### Exercise prompt
Find the lines with the string "schöneren" and return them.

### Data for this exercise
=-=-=
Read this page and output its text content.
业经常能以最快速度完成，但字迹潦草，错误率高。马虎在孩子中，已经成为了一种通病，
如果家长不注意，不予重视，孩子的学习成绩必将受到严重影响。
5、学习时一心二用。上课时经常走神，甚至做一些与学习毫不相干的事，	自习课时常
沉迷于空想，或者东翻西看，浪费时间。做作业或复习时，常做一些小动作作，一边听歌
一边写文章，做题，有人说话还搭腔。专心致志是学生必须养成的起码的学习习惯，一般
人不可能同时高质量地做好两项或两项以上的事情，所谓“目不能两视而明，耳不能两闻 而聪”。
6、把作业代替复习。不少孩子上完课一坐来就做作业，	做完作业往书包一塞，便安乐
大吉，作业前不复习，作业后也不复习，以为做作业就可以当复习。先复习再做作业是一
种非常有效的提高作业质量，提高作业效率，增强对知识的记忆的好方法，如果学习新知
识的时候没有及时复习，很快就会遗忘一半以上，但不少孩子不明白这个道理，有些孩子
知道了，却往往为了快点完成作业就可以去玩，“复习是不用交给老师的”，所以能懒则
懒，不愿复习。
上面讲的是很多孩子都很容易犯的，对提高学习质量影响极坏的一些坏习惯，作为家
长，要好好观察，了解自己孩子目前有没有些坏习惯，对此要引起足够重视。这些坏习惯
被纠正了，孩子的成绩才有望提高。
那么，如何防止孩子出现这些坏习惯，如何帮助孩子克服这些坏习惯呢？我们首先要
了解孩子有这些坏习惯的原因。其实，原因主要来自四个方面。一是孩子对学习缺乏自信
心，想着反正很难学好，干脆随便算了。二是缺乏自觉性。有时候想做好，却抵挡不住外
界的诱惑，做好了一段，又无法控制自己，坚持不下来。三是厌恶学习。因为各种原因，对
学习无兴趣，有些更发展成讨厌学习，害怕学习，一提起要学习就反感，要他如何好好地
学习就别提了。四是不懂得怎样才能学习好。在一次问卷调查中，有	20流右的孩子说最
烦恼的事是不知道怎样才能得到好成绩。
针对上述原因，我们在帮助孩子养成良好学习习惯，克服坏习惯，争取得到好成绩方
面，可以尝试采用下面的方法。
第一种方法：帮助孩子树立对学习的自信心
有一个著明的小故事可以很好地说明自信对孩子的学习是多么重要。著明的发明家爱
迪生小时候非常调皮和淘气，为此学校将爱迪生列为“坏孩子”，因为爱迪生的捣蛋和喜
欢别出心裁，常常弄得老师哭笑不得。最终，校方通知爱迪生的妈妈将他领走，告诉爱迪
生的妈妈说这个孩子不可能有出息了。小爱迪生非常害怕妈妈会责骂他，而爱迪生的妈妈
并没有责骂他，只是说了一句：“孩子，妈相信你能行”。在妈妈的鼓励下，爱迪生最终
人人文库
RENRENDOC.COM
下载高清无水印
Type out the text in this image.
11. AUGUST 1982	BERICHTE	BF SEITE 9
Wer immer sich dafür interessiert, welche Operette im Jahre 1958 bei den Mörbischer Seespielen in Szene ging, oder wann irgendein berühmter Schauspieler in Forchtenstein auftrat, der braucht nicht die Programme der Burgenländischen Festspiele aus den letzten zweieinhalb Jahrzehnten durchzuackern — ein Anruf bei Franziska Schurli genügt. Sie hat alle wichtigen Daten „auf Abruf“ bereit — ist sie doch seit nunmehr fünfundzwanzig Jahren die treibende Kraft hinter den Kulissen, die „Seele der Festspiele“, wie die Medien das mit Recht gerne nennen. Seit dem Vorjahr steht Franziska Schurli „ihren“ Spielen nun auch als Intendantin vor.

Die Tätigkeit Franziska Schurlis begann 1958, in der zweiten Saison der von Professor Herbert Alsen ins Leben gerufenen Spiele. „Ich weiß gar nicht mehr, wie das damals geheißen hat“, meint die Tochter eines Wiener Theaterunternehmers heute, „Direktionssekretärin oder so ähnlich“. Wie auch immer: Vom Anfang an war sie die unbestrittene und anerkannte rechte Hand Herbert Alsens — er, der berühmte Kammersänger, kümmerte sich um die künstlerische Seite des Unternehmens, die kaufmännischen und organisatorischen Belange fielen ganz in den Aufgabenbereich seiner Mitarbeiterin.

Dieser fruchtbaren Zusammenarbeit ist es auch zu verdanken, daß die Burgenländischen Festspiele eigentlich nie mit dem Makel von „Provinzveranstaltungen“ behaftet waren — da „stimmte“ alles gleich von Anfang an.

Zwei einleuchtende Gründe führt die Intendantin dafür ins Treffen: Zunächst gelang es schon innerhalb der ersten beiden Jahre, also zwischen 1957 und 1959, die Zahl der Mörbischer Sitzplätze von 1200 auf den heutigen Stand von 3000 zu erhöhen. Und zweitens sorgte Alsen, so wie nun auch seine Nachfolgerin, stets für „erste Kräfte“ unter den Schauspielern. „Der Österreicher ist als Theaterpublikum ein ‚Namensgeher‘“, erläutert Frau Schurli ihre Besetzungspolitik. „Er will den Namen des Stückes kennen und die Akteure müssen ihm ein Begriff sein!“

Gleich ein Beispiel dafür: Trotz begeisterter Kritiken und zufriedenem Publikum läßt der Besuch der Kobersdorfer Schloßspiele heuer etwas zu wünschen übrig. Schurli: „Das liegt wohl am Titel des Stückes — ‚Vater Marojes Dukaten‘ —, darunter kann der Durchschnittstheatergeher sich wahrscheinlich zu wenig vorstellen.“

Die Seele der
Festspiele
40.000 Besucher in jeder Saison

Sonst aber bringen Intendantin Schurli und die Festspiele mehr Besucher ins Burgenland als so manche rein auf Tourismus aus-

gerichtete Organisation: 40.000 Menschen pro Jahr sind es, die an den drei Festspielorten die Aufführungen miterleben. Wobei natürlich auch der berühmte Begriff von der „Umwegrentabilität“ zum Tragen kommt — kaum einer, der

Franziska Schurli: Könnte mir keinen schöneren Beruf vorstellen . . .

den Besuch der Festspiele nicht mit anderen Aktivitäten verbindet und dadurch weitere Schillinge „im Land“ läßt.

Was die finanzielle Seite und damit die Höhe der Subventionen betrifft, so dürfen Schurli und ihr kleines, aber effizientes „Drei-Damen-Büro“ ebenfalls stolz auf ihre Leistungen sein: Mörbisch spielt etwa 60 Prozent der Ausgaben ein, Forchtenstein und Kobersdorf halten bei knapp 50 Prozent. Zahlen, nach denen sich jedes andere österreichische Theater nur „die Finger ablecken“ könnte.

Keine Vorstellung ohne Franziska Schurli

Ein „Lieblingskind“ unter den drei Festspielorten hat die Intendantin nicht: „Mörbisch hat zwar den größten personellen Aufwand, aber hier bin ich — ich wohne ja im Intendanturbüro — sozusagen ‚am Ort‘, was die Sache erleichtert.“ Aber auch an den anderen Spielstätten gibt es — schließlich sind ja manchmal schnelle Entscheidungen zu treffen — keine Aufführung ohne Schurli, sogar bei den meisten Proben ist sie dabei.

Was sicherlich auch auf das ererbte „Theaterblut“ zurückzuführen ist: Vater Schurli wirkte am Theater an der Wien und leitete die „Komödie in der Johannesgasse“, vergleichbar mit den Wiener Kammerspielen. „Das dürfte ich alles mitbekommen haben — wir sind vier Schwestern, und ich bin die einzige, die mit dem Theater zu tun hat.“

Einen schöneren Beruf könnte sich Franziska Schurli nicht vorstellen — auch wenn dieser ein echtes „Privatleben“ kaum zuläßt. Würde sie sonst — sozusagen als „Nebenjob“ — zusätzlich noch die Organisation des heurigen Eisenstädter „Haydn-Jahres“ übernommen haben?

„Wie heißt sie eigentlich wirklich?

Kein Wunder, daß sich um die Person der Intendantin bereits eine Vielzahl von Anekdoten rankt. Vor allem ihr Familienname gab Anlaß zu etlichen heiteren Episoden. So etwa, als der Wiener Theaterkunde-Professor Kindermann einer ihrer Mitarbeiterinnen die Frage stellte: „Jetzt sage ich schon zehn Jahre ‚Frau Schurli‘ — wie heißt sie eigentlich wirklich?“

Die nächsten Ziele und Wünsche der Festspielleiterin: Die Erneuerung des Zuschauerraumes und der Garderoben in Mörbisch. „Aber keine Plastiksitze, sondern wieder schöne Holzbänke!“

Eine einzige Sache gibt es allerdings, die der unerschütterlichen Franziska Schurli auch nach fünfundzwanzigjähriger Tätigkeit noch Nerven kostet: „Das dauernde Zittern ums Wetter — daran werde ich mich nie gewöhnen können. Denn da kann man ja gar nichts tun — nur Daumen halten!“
=-=-=
### Exercise answer
Franziska Schurli: Könnte mir keinen schöneren Beruf vorstellen . . .
Einen schöneren Beruf könnte sich Franziska Schurli nicht vorstellen — auch wenn dieser ein echtes „Privatleben“ kaum zuläßt. Würde sie sonst — sozusagen als „Nebenjob“ — zusätzlich noch die Organisation des heurigen Eisenstädter „Haydn-Jahres“ übernommen haben?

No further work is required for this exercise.